## WHAT IS EXPECTED
Starting at the line that contains "Parse this chart and return its data as JSON.", copy each line through the end of the listing below. Include both ends and output nothing more.

## RECORDS TO USE

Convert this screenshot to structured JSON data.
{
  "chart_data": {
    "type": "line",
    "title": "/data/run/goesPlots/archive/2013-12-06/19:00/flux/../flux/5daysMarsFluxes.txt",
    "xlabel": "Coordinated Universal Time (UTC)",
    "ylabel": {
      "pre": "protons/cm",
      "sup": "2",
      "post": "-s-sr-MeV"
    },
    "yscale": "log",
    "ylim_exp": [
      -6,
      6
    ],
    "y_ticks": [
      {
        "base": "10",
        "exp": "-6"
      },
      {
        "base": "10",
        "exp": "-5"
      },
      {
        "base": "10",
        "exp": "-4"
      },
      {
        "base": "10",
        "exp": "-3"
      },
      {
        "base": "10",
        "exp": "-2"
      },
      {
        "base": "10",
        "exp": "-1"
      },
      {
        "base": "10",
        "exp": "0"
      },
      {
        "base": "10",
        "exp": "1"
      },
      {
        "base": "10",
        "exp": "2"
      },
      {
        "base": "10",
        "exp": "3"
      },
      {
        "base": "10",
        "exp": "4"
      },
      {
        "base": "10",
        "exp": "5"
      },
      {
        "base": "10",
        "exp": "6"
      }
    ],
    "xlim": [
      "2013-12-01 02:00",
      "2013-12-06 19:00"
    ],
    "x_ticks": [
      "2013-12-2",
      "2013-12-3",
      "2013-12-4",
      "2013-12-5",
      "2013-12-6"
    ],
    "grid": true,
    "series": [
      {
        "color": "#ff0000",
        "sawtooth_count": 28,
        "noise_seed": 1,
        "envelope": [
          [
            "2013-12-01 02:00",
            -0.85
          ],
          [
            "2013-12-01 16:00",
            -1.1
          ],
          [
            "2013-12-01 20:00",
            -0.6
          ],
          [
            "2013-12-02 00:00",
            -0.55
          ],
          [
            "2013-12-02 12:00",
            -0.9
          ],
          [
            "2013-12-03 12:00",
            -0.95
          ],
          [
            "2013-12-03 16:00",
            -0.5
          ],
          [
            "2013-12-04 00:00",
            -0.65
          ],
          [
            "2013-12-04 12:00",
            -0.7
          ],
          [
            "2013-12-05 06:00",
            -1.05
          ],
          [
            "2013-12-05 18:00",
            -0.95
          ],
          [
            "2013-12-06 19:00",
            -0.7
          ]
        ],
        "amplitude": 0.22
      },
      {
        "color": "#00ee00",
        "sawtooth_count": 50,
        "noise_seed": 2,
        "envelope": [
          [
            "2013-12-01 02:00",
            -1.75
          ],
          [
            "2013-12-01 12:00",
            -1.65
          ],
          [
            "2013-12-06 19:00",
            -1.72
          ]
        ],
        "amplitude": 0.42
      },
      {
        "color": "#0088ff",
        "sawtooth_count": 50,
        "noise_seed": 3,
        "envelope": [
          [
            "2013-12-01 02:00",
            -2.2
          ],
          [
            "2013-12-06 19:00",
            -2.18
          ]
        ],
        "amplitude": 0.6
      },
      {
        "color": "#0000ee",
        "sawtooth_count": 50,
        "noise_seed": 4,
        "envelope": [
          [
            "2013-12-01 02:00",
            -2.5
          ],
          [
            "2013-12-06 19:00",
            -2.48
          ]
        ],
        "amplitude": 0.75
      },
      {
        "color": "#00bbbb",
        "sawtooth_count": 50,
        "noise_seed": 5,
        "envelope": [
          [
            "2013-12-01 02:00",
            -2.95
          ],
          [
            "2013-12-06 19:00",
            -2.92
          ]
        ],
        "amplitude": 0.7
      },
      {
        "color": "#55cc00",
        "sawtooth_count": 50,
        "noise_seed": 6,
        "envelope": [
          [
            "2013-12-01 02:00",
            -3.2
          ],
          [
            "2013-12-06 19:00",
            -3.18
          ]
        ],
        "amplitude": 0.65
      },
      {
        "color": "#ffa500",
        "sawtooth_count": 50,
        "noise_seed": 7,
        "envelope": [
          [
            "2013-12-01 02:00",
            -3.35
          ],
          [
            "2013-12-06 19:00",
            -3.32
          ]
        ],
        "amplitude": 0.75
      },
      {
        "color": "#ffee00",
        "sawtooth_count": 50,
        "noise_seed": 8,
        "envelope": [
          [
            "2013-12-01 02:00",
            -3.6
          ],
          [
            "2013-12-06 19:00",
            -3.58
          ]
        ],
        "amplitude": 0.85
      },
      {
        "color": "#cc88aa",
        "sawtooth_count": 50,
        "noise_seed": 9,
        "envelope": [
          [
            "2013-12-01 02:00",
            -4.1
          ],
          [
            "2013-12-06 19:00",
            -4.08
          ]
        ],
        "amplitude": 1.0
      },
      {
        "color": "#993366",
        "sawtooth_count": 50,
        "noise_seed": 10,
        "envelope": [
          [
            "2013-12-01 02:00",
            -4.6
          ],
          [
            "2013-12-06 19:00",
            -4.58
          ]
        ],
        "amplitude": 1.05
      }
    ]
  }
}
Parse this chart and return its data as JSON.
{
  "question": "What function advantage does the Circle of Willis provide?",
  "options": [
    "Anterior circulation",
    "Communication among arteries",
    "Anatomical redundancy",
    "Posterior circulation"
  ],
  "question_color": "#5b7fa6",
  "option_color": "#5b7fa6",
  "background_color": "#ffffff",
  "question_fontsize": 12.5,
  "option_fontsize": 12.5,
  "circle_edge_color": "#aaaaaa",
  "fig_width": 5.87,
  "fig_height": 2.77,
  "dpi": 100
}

## COMPLETED TASK
Parse this chart and return its data as JSON.
{
  "question": "What function advantage does the Circle of Willis provide?",
  "options": [
    "Anterior circulation",
    "Communication among arteries",
    "Anatomical redundancy",
    "Posterior circulation"
  ],
  "question_color": "#5b7fa6",
  "option_color": "#5b7fa6",
  "background_color": "#ffffff",
  "question_fontsize": 12.5,
  "option_fontsize": 12.5,
  "circle_edge_color": "#aaaaaa",
  "fig_width": 5.87,
  "fig_height": 2.77,
  "dpi": 100
}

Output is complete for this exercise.